# [Short task]
The records below are to be quoted in full; please keep every word exact.
>> BEGIN Materials provided
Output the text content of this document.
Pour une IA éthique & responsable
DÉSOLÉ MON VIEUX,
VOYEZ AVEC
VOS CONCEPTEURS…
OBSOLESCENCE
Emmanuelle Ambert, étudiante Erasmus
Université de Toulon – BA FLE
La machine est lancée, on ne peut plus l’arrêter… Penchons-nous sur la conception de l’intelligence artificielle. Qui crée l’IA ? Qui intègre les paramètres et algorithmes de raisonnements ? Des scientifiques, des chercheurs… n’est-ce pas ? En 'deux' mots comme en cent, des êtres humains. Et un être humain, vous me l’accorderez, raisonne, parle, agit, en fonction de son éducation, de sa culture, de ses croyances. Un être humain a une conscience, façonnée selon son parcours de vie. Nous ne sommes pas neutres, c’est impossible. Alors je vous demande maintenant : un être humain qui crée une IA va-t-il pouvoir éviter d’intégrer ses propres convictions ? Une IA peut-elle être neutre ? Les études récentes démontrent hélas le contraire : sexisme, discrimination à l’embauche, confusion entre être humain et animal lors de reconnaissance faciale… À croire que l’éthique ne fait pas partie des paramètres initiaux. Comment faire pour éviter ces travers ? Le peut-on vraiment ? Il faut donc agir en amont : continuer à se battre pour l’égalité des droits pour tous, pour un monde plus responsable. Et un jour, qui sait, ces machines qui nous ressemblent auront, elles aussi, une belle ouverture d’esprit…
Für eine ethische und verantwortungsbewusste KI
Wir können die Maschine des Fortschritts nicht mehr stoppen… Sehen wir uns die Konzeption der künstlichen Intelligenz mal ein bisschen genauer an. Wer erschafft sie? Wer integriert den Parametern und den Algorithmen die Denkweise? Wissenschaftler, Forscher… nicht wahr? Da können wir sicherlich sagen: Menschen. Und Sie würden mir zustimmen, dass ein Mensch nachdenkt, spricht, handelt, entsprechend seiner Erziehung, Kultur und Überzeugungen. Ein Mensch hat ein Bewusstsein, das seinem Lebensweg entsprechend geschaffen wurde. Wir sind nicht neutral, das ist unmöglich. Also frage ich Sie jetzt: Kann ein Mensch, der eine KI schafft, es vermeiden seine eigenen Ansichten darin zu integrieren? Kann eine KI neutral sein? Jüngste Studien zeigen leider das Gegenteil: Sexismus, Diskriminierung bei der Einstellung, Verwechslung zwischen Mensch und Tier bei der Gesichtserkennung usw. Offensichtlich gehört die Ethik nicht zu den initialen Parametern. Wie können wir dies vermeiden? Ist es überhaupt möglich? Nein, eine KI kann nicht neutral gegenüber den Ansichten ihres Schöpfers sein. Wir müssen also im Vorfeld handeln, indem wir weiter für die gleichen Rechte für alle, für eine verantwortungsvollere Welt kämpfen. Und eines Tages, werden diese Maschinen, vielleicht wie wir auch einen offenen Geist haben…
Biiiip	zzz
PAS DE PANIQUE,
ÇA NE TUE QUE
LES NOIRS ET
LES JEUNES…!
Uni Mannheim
>> END Materials provided
# [Solved problem]
Output the text content of this document.
Pour une IA éthique & responsable
DÉSOLÉ MON VIEUX,
VOYEZ AVEC
VOS CONCEPTEURS…
OBSOLESCENCE
Emmanuelle Ambert, étudiante Erasmus
Université de Toulon – BA FLE
La machine est lancée, on ne peut plus l’arrêter… Penchons-nous sur la conception de l’intelligence artificielle. Qui crée l’IA ? Qui intègre les paramètres et algorithmes de raisonnements ? Des scientifiques, des chercheurs… n’est-ce pas ? En 'deux' mots comme en cent, des êtres humains. Et un être humain, vous me l’accorderez, raisonne, parle, agit, en fonction de son éducation, de sa culture, de ses croyances. Un être humain a une conscience, façonnée selon son parcours de vie. Nous ne sommes pas neutres, c’est impossible. Alors je vous demande maintenant : un être humain qui crée une IA va-t-il pouvoir éviter d’intégrer ses propres convictions ? Une IA peut-elle être neutre ? Les études récentes démontrent hélas le contraire : sexisme, discrimination à l’embauche, confusion entre être humain et animal lors de reconnaissance faciale… À croire que l’éthique ne fait pas partie des paramètres initiaux. Comment faire pour éviter ces travers ? Le peut-on vraiment ? Il faut donc agir en amont : continuer à se battre pour l’égalité des droits pour tous, pour un monde plus responsable. Et un jour, qui sait, ces machines qui nous ressemblent auront, elles aussi, une belle ouverture d’esprit…
Für eine ethische und verantwortungsbewusste KI
Wir können die Maschine des Fortschritts nicht mehr stoppen… Sehen wir uns die Konzeption der künstlichen Intelligenz mal ein bisschen genauer an. Wer erschafft sie? Wer integriert den Parametern und den Algorithmen die Denkweise? Wissenschaftler, Forscher… nicht wahr? Da können wir sicherlich sagen: Menschen. Und Sie würden mir zustimmen, dass ein Mensch nachdenkt, spricht, handelt, entsprechend seiner Erziehung, Kultur und Überzeugungen. Ein Mensch hat ein Bewusstsein, das seinem Lebensweg entsprechend geschaffen wurde. Wir sind nicht neutral, das ist unmöglich. Also frage ich Sie jetzt: Kann ein Mensch, der eine KI schafft, es vermeiden seine eigenen Ansichten darin zu integrieren? Kann eine KI neutral sein? Jüngste Studien zeigen leider das Gegenteil: Sexismus, Diskriminierung bei der Einstellung, Verwechslung zwischen Mensch und Tier bei der Gesichtserkennung usw. Offensichtlich gehört die Ethik nicht zu den initialen Parametern. Wie können wir dies vermeiden? Ist es überhaupt möglich? Nein, eine KI kann nicht neutral gegenüber den Ansichten ihres Schöpfers sein. Wir müssen also im Vorfeld handeln, indem wir weiter für die gleichen Rechte für alle, für eine verantwortungsvollere Welt kämpfen. Und eines Tages, werden diese Maschinen, vielleicht wie wir auch einen offenen Geist haben…
Biiiip	zzz
PAS DE PANIQUE,
ÇA NE TUE QUE
LES NOIRS ET
LES JEUNES…!
Uni Mannheim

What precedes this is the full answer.